• Work instructions:
Check each line of the material below for "Calibrated", then copy the ones that contain it.

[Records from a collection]
* * *

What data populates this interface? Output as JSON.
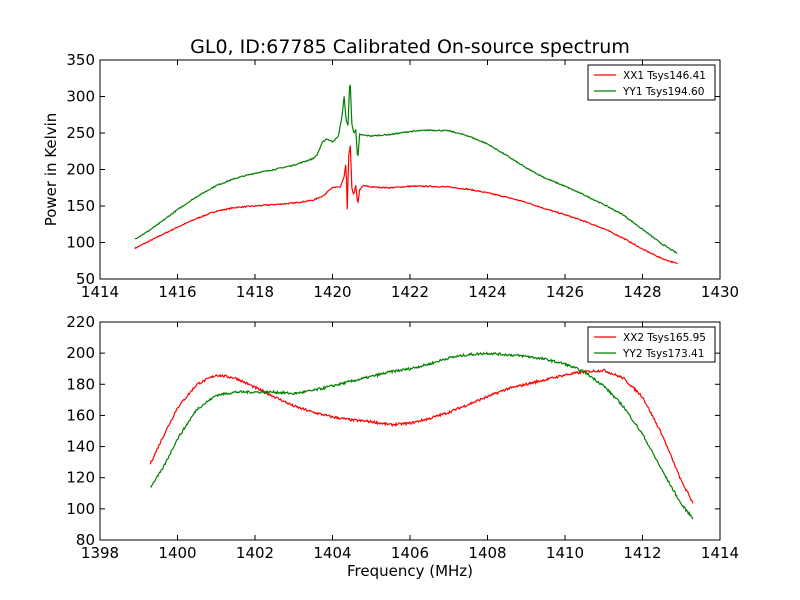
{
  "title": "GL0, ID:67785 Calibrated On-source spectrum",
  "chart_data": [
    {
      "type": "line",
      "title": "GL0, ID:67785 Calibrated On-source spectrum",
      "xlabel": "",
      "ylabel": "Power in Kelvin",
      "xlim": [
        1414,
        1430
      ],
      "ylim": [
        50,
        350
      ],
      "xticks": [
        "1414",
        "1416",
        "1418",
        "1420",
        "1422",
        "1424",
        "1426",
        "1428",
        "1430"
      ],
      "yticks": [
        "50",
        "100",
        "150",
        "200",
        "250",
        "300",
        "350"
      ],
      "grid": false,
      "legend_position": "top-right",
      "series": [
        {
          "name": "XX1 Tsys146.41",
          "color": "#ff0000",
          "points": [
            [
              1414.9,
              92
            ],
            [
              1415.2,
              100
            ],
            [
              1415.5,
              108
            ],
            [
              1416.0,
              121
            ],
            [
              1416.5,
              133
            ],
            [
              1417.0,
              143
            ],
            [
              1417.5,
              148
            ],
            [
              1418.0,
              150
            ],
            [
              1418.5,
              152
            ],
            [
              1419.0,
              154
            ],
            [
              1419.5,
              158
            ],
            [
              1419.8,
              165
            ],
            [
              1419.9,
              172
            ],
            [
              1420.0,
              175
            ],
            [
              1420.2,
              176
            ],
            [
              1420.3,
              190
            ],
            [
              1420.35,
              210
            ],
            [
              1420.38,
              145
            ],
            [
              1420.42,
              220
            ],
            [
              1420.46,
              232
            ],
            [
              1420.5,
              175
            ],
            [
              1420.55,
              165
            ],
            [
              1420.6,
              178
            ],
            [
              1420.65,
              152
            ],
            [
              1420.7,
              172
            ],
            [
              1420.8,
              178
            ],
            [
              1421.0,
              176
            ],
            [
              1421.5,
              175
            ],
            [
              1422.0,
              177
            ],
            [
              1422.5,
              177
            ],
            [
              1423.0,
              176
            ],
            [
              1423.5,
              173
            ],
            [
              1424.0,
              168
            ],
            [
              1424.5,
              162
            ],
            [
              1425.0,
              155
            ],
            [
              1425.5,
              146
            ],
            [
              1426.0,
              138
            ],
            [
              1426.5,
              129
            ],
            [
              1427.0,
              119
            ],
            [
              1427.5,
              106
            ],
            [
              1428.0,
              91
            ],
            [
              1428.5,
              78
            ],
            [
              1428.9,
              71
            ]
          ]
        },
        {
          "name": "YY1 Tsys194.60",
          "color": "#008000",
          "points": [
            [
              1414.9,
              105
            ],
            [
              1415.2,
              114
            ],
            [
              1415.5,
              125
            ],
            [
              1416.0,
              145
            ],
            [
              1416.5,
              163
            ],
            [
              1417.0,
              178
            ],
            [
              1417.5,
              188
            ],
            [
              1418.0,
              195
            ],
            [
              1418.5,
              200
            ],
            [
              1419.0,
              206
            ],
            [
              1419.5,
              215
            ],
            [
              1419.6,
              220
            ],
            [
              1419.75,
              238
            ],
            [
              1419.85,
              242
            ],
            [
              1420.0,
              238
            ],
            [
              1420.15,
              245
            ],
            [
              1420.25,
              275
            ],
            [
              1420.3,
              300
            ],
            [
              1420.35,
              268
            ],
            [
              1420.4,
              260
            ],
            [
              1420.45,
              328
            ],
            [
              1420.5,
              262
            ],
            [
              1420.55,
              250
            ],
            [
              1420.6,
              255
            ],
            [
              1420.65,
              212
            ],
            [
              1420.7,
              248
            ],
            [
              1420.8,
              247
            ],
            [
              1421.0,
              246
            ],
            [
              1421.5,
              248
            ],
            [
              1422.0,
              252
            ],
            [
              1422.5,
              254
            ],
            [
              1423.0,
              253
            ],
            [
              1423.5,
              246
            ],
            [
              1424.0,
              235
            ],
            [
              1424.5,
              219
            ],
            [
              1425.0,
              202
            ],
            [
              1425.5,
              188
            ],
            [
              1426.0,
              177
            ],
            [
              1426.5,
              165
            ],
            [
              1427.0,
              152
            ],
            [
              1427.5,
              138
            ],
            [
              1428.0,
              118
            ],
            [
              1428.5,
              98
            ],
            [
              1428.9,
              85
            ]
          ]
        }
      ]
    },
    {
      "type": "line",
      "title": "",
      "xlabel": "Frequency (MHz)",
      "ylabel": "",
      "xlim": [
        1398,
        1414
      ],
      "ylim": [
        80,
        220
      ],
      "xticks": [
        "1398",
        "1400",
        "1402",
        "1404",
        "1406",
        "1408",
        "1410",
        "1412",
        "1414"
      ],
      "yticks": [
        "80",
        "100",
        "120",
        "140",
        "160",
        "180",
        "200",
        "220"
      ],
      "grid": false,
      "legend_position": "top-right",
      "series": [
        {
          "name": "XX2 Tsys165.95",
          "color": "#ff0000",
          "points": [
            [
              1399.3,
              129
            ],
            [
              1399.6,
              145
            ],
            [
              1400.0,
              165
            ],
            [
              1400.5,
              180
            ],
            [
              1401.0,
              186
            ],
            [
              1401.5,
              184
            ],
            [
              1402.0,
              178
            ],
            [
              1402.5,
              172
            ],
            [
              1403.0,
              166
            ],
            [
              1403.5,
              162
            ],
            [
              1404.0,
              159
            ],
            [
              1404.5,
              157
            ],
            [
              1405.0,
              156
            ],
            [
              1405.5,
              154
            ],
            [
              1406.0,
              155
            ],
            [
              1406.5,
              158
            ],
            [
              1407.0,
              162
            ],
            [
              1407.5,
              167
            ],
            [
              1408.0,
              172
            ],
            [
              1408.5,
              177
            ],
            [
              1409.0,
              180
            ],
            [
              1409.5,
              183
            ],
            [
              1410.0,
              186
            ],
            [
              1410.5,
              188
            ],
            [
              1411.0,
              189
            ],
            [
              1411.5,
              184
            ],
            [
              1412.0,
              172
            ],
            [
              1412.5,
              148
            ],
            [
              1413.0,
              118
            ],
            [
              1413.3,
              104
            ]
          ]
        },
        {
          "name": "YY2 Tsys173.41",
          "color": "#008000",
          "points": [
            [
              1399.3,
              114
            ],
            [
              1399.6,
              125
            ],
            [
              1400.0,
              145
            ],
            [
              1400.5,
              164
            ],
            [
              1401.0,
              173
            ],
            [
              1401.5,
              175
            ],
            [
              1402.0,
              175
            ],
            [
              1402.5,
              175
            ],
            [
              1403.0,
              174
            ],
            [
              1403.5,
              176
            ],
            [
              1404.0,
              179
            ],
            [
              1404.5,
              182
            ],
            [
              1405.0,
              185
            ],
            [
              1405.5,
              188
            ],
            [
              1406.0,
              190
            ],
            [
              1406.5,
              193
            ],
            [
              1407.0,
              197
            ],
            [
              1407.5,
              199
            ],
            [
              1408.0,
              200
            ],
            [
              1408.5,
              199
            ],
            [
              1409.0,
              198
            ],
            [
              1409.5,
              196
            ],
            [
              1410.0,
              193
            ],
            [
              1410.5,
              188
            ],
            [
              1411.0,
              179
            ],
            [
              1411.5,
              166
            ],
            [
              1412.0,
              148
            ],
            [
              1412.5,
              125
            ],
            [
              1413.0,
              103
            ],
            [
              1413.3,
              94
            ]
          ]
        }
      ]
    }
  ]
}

* * *

• The reply:
  "title": "GL0, ID:67785 Calibrated On-source spectrum",
      "title": "GL0, ID:67785 Calibrated On-source spectrum",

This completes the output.